▶ _BRIEF_
Every line of the data that contains the string "icon" must be copied.

▶ _RECORDS PROVIDED_
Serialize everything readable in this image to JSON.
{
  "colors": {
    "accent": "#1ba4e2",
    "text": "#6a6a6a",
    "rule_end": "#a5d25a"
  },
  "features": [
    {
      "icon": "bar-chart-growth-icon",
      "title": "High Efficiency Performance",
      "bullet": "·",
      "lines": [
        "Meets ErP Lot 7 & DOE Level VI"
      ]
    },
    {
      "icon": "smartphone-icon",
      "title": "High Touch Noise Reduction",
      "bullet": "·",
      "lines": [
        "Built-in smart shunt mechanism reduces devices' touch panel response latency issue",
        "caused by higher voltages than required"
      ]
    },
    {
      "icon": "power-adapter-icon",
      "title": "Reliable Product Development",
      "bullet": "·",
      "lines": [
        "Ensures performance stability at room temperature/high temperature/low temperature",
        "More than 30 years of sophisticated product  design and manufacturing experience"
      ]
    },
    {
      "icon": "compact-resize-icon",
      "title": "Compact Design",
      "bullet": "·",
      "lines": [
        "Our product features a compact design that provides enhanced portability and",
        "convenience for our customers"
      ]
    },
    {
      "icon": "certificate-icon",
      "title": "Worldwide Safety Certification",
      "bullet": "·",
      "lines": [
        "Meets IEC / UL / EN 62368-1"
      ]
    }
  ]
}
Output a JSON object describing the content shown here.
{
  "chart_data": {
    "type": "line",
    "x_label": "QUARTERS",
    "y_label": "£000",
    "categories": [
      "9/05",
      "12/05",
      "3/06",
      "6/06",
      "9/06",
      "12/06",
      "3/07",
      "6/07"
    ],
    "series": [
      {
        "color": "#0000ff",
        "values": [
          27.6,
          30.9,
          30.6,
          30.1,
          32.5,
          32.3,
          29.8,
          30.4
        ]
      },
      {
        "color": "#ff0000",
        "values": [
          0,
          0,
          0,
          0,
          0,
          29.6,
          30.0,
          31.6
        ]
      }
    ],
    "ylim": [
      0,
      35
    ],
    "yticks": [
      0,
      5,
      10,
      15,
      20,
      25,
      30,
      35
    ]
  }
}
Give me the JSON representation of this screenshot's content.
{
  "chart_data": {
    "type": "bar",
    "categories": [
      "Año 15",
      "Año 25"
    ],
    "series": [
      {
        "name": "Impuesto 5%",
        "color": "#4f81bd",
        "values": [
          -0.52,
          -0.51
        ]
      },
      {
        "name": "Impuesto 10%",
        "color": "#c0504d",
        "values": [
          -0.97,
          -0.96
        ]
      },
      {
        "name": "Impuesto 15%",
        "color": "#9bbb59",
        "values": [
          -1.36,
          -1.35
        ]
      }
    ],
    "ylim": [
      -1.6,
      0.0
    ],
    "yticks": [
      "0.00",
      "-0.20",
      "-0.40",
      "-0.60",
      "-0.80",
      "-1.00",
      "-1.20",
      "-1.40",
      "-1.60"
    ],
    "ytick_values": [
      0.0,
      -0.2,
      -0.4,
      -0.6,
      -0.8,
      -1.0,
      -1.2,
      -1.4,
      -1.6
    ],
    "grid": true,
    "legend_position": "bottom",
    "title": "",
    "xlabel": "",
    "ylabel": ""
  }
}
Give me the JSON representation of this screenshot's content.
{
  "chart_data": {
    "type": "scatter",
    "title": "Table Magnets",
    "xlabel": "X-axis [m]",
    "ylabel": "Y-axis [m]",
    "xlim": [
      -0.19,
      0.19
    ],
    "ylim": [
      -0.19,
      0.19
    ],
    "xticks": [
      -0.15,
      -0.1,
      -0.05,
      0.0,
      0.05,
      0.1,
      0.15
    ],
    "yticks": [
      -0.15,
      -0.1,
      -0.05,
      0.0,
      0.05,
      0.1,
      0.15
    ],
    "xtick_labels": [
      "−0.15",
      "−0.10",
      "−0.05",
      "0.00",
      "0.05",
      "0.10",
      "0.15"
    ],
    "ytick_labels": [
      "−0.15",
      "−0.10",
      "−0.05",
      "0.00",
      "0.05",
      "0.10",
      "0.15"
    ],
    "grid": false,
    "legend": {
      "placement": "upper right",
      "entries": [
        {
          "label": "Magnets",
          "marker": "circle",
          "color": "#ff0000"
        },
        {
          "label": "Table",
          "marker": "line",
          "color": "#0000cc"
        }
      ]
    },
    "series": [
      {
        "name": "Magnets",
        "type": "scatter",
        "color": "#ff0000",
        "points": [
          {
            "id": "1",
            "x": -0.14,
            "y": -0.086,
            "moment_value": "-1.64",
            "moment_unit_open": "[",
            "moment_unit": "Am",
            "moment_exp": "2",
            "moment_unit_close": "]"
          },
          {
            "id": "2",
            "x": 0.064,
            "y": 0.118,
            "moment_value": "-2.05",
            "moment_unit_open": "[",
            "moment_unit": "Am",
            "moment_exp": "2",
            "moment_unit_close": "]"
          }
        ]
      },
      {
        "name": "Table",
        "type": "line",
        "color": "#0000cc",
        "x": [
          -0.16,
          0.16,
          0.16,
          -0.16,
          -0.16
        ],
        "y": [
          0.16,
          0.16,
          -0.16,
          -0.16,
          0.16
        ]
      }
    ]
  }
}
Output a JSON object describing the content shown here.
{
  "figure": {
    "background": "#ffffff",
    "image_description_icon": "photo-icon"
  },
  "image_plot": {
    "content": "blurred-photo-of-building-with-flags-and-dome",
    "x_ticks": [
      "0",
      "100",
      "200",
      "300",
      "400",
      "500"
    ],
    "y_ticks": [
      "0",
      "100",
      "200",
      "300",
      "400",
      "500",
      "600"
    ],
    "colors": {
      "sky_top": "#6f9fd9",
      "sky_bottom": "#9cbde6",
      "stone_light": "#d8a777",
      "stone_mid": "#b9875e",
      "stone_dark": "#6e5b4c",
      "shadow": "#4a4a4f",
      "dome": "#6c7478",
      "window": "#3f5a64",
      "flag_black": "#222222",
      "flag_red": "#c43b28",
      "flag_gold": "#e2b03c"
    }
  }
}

▶ _SOLUTION_
      "icon": "bar-chart-growth-icon",
      "icon": "smartphone-icon",
      "icon": "power-adapter-icon",
      "icon": "compact-resize-icon",
      "icon": "certificate-icon",
    "image_description_icon": "photo-icon"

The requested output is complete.